● What the task requires:
Transcribe the entries that follow exactly as they appear, minus pictures.

● Information provided:
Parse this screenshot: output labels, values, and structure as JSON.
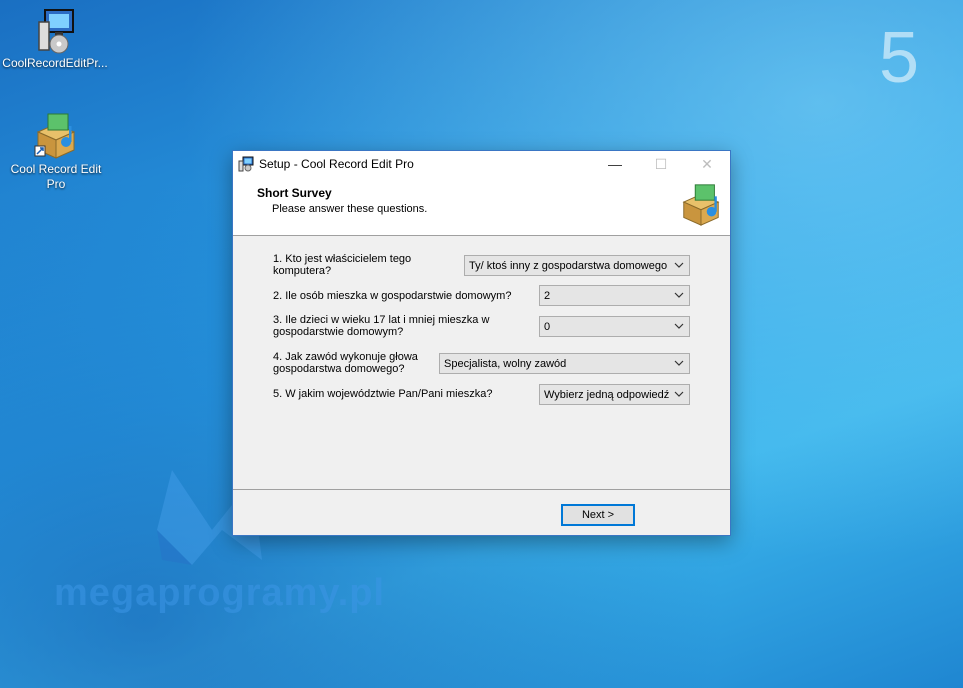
{
  "desktop": {
    "step_number": "5",
    "icons": [
      {
        "label": "CoolRecordEditPr..."
      },
      {
        "label": "Cool Record Edit Pro"
      }
    ],
    "watermark": "megaprogramy.pl"
  },
  "window": {
    "title": "Setup - Cool Record Edit Pro",
    "controls": {
      "minimize": "—",
      "maximize": "☐",
      "close": "✕"
    },
    "header": {
      "title": "Short Survey",
      "subtitle": "Please answer these questions."
    },
    "questions": [
      {
        "label": "1. Kto jest właścicielem tego komputera?",
        "value": "Ty/ ktoś inny  z gospodarstwa domowego"
      },
      {
        "label": "2. Ile osób mieszka w gospodarstwie domowym?",
        "value": "2"
      },
      {
        "label": "3. Ile dzieci w wieku 17 lat i mniej mieszka w gospodarstwie domowym?",
        "value": "0"
      },
      {
        "label": "4. Jak zawód wykonuje głowa gospodarstwa domowego?",
        "value": "Specjalista,  wolny zawód"
      },
      {
        "label": "5. W jakim województwie Pan/Pani mieszka?",
        "value": "Wybierz jedną odpowiedź"
      }
    ],
    "next_label": "Next >"
  },
  "colors": {
    "accent": "#0078d7",
    "desktop_blue": "#2aa0e6"
  }
}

● Written answer:
Parse this screenshot: output labels, values, and structure as JSON.
{
  "desktop": {
    "step_number": "5",
    "icons": [
      {
        "label": "CoolRecordEditPr..."
      },
      {
        "label": "Cool Record Edit Pro"
      }
    ],
    "watermark": "megaprogramy.pl"
  },
  "window": {
    "title": "Setup - Cool Record Edit Pro",
    "controls": {
      "minimize": "—",
      "maximize": "☐",
      "close": "✕"
    },
    "header": {
      "title": "Short Survey",
      "subtitle": "Please answer these questions."
    },
    "questions": [
      {
        "label": "1. Kto jest właścicielem tego komputera?",
        "value": "Ty/ ktoś inny  z gospodarstwa domowego"
      },
      {
        "label": "2. Ile osób mieszka w gospodarstwie domowym?",
        "value": "2"
      },
      {
        "label": "3. Ile dzieci w wieku 17 lat i mniej mieszka w gospodarstwie domowym?",
        "value": "0"
      },
      {
        "label": "4. Jak zawód wykonuje głowa gospodarstwa domowego?",
        "value": "Specjalista,  wolny zawód"
      },
      {
        "label": "5. W jakim województwie Pan/Pani mieszka?",
        "value": "Wybierz jedną odpowiedź"
      }
    ],
    "next_label": "Next >"
  },
  "colors": {
    "accent": "#0078d7",
    "desktop_blue": "#2aa0e6"
  }
}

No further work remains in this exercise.